> Quoted text
-*-*-

Article
Unmarried, Unmanly? Rethinking Maleness Apart from Marriage
Overview
Christian manhood is not the same thing as being a Christian husband or father. Collapsing the two reduces Christian manhood to a role a significant portion of men will never occupy (cf. 1 Cor 7:6–9) and leaves single men without a coherent account of what they are called to be.
Key Takeaways
Two distinct confusions plague “biblical manhood” discussions. (a) confusing Christian manhood with Christian discipleship (which applies to men and women equally), and (b) confusing instruction aimed at males in specific roles (husband, father, master, bondservant) with instruction for being male in general.
Sex-specific exhortation reflects sex-specific temptation, not a gender theology. The strip clubs along the I-55 corridor are geared toward male consumption and female exploitation — the discipleship response differs by sex, but the difference is social and contextual, not metaphysical.
Ephesians 5 is about husbands, not all men. Ephesians 5:32 roots the husband’s self-sacrificial love in the “Christ and the church” reference — instruction for a specific role, not a general theology of masculinity. Reading it as such fails to address what it means to be a single Christian man.

-*-*-

> Recorded data
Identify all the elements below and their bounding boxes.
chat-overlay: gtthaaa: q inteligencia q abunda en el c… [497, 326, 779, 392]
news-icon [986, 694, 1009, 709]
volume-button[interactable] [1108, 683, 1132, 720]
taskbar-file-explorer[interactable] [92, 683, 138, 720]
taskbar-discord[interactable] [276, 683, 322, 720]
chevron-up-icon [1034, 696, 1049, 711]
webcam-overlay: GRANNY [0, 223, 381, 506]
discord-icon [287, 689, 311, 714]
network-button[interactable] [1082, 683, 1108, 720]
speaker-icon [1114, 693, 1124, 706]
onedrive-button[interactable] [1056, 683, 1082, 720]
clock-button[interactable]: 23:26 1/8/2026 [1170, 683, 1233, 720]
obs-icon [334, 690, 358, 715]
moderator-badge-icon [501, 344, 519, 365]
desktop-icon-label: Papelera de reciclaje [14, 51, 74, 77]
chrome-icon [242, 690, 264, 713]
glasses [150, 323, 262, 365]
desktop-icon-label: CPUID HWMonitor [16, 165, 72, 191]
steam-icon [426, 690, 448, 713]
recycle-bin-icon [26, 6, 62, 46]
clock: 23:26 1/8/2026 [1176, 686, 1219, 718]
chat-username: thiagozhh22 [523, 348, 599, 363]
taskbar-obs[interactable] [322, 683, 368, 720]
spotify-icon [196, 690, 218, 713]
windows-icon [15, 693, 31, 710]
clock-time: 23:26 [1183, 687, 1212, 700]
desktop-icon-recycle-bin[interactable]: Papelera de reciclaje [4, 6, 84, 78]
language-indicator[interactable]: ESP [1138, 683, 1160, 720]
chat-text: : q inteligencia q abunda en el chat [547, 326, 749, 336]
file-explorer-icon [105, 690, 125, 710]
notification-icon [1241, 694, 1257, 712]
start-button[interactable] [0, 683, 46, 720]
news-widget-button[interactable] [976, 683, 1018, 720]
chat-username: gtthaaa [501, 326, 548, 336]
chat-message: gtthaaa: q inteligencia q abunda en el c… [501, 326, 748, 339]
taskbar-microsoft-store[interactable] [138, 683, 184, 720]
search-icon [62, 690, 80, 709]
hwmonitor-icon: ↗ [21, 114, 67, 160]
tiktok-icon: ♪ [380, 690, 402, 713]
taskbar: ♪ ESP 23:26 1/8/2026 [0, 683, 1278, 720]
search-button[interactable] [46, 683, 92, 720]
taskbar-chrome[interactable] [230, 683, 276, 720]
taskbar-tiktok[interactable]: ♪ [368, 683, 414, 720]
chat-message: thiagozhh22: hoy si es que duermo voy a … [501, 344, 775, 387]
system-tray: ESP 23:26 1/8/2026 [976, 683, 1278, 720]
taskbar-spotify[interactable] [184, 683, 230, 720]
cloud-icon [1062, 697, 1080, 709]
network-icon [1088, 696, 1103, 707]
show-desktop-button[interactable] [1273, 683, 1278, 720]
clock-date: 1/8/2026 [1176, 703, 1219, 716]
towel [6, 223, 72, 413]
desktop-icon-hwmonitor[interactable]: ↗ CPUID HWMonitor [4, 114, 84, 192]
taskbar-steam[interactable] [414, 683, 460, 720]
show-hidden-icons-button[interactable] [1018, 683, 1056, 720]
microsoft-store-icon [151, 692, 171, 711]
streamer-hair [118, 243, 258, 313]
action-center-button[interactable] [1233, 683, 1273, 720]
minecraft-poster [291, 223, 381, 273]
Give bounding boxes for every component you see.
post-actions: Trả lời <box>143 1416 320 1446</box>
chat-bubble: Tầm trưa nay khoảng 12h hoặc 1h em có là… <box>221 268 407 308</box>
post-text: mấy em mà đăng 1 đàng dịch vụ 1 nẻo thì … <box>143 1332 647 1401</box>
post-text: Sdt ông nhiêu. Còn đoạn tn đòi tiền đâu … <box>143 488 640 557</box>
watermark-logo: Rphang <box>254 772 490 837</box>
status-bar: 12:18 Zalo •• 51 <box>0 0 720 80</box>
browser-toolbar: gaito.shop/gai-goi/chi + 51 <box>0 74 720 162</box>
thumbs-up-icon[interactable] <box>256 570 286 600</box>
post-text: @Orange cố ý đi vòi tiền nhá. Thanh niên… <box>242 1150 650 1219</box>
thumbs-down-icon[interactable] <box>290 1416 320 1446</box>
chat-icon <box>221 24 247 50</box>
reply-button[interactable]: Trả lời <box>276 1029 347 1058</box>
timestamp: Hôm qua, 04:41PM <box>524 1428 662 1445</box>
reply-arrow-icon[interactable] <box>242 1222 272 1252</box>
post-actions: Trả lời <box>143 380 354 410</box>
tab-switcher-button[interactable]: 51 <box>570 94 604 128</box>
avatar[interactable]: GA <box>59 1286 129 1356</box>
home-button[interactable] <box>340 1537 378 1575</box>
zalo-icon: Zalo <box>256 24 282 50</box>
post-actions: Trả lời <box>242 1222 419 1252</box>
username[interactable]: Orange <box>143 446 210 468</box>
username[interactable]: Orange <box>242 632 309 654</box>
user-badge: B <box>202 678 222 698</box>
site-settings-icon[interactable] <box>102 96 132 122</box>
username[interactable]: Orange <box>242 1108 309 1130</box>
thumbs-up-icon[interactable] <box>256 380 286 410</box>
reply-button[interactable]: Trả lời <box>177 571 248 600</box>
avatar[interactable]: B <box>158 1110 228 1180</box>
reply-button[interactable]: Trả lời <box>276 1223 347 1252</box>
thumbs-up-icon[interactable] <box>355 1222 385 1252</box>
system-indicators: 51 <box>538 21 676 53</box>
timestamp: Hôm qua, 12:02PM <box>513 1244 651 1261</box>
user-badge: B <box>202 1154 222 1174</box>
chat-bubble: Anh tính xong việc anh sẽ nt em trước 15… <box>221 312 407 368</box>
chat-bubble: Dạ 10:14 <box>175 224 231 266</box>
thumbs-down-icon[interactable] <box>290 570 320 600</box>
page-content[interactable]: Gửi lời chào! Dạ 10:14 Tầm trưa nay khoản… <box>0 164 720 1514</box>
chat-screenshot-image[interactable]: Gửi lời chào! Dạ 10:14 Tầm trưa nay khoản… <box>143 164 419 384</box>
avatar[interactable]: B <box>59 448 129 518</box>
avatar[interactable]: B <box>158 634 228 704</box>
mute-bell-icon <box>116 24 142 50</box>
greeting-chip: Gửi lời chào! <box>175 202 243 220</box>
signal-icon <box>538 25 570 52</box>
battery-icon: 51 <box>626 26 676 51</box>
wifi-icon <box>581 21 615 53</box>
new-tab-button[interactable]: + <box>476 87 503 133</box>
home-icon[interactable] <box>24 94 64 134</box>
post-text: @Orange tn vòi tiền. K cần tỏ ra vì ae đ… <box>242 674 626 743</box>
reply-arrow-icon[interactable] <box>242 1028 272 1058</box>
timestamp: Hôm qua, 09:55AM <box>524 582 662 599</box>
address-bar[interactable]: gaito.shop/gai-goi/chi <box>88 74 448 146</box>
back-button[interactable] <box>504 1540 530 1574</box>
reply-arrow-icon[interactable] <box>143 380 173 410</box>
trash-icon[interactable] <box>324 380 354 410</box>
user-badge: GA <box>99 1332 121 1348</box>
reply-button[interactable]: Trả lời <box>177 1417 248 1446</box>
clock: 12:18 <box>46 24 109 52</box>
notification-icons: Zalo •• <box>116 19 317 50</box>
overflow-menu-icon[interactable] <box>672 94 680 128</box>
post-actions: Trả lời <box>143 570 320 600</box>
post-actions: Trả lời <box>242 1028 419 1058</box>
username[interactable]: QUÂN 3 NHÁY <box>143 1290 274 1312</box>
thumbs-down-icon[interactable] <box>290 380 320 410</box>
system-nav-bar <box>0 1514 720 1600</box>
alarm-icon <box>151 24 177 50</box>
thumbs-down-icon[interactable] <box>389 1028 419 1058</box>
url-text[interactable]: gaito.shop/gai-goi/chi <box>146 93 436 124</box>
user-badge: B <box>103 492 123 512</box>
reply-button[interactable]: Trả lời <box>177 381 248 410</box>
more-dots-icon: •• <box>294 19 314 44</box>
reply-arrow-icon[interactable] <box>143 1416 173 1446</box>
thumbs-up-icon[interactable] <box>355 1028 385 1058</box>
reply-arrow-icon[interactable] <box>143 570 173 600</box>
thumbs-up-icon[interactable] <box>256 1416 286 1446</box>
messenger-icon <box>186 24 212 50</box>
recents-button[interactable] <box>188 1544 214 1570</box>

-*-*-

> Parts of the exercise
**A)** Please list the specific roles for males that the article on manhood apart from marriage names in parentheses.
**B)** Continue the article on manhood apart from marriage, picking up right after its final sentence.

> The responses
**A)** husband, father, master, bondservant

**B)**
Mark Driscoll’s treatment of singleness in Act Like a Man is biblically thin. Driscoll claims Paul remained single because “single men of God in the Bible died rather young” — a reading without warrant. Paul’s own account in 1 Cor 7 ties singleness to undivided focus on “the things of the Lord” (7:32–34) and freedom from “worldly trouble” (7:27) in light of “the time is short” (7:29).
Gordon Fee’s reading of 1 Corinthians 7 locates the argument eschatologically. Life in Christ is determined by one’s new form of existence, so believers live “as if not” — buying, marrying, and so on without being determined by these things. Paul’s counsel is anxiety-freedom for the married and unmarried alike — not the inevitability of marriage.
Primary Sources Cited
1 Cor 7:6–9, 17–21, 27, 29, 31, 32–34
Eph 5:22–33 (esp. 5:32); 6:1, 5–9
Col 3:22–25; 4:1; 1 Tim 6:1–2; Tit 2:9–10
Paul Washer, 2021 Dial In Ministries interview
Mark Driscoll, Act Like a Man
Gordon Fee, The First Epistle to the Corinthians (NICNT)
Is Christian Manhood the Same as Being a Christian Husband or Father?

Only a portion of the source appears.